Pour en savoir plus : communiqué de presse du CEA

Sciences de la Terre

Le bourdonnement de la Terre enfin expliqué

La Terre solide résonne en permanence sous l’action de l’océan dans une large fourchette de périodes allant de 1 à 500 secondes. Entre 30 et 300 secondes, un phénomène particulier apparaît. Découvert en 1998, il est connu sous le nom de « bourdonnement de la Terre ». Attribué au mouvement pélagique des vagues, sa cause précise restait inconnue. Une équipe du Laboratoire de physique des océans (Centre national de la recherche scientifique, universités Paris Diderot et Sorbonne Paris Cité) a procédé à une modélisation du phénomène pour tenter d’en comprendre l’origine. Les calculs ont montré qu’en réalité, ce bourdonnement est provoqué par les variations de pression dues aux vagues sur un fond en pente. Il ne s’agit donc pas d’un effet venu de la pleine mer, mais de l’action des vagues sur les fonds marins à proximité du plateau continental. Ce modèle est en parfait accord avec les amplitudes mesurées, ainsi qu’avec les variations temporelles et spatiales en fonction des heures, de l’année ou du lieu d’observation. H. D.

## Objectif visé
Répondez aux questions suivantes à partir de l'article sur le bourdonnement de la Terre.
(a) En quelle année le bourdonnement de la Terre a-t-il été découvert ?
(b) Dans quelle fourchette de périodes ce phénomène apparaît-il ?
(c) D'après les calculs de l'équipe, qu'est-ce qui provoque ce bourdonnement ?

## Entrées fournies
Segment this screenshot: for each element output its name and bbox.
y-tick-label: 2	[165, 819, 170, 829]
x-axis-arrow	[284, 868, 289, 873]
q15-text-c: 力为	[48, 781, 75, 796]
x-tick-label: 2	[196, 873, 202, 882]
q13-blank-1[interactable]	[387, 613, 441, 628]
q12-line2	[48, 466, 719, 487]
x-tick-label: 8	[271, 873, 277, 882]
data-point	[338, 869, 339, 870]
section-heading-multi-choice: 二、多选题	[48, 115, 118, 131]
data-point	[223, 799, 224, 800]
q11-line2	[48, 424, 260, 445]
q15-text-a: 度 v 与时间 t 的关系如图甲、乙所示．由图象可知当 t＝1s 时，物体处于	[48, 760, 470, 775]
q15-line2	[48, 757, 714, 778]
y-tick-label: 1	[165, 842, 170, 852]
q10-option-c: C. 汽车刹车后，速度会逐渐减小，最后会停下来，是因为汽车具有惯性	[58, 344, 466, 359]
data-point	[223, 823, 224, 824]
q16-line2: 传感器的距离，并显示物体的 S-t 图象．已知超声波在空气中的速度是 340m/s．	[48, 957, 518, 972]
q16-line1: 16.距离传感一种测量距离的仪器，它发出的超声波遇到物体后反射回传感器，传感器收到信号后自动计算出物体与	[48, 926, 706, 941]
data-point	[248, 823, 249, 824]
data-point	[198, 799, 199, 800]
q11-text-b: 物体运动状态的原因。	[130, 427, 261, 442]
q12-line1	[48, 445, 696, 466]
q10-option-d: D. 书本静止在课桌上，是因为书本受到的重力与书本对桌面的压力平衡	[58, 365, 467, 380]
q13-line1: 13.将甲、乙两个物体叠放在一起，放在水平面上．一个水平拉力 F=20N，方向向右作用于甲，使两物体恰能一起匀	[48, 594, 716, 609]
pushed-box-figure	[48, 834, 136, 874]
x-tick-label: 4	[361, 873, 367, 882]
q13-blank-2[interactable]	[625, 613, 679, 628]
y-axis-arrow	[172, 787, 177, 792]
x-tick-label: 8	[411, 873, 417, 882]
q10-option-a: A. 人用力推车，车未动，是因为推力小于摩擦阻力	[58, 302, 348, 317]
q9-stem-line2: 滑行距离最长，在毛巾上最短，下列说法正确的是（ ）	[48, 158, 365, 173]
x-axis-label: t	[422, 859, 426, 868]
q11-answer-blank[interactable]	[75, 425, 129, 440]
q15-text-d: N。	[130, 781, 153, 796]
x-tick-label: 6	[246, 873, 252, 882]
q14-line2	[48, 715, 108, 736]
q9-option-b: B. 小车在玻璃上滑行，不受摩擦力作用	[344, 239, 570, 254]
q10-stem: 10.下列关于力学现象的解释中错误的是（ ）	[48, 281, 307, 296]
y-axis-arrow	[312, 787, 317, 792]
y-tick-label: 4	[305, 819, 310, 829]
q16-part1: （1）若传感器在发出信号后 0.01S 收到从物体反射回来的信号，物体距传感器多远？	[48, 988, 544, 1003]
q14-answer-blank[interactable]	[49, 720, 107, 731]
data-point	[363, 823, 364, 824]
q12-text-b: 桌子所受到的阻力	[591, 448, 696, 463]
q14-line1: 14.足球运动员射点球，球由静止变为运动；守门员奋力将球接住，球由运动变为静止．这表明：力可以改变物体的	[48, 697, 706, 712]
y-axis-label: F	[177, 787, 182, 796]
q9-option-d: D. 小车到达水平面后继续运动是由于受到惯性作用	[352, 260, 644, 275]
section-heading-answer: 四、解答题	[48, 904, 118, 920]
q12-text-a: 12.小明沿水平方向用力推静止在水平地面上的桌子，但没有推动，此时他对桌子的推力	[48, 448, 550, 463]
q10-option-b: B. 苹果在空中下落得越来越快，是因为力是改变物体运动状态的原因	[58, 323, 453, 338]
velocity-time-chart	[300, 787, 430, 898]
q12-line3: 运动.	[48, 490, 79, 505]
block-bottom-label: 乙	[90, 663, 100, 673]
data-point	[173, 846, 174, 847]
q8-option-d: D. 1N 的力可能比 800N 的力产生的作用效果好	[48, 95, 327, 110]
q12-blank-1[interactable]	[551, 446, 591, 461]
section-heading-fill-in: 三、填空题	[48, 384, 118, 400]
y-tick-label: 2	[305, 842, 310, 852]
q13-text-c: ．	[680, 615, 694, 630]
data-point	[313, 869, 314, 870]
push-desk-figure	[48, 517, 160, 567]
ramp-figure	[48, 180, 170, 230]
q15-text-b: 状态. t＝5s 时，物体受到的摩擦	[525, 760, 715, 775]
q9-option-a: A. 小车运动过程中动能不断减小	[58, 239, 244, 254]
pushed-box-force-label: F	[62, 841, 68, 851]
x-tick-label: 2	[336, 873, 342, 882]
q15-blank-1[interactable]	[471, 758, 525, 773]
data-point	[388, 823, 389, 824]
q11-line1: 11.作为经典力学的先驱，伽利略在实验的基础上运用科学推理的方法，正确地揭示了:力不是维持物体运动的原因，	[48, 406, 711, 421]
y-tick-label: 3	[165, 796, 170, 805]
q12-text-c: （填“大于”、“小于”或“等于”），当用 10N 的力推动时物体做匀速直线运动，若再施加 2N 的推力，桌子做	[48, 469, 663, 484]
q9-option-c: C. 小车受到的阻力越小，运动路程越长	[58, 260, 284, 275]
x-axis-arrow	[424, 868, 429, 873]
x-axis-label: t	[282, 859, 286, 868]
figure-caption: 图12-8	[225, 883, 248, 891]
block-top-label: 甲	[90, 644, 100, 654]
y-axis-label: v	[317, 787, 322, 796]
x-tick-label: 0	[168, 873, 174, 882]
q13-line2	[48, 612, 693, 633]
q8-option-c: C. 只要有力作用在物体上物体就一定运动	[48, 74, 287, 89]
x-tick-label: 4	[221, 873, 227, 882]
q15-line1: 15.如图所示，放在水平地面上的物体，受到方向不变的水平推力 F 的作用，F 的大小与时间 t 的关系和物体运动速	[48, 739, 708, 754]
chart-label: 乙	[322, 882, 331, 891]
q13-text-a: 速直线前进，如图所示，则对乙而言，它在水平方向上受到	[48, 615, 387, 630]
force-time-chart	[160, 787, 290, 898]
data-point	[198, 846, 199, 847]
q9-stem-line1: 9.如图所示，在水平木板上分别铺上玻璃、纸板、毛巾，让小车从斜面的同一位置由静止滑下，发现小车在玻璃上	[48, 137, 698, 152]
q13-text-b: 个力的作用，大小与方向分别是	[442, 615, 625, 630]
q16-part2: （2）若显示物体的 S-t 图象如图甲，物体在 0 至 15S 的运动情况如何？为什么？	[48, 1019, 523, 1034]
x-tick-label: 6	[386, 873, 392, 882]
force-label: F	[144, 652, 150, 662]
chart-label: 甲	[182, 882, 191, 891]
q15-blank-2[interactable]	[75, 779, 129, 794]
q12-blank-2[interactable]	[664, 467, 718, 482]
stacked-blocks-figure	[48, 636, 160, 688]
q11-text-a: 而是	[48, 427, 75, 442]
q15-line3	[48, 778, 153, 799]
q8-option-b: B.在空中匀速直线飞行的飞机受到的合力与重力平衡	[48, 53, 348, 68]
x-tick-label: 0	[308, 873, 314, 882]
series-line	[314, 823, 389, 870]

## Réponse proposée
(a) En 1998.
(b) Entre 30 et 300 secondes.
(c) Les variations de pression dues aux vagues sur un fond en pente.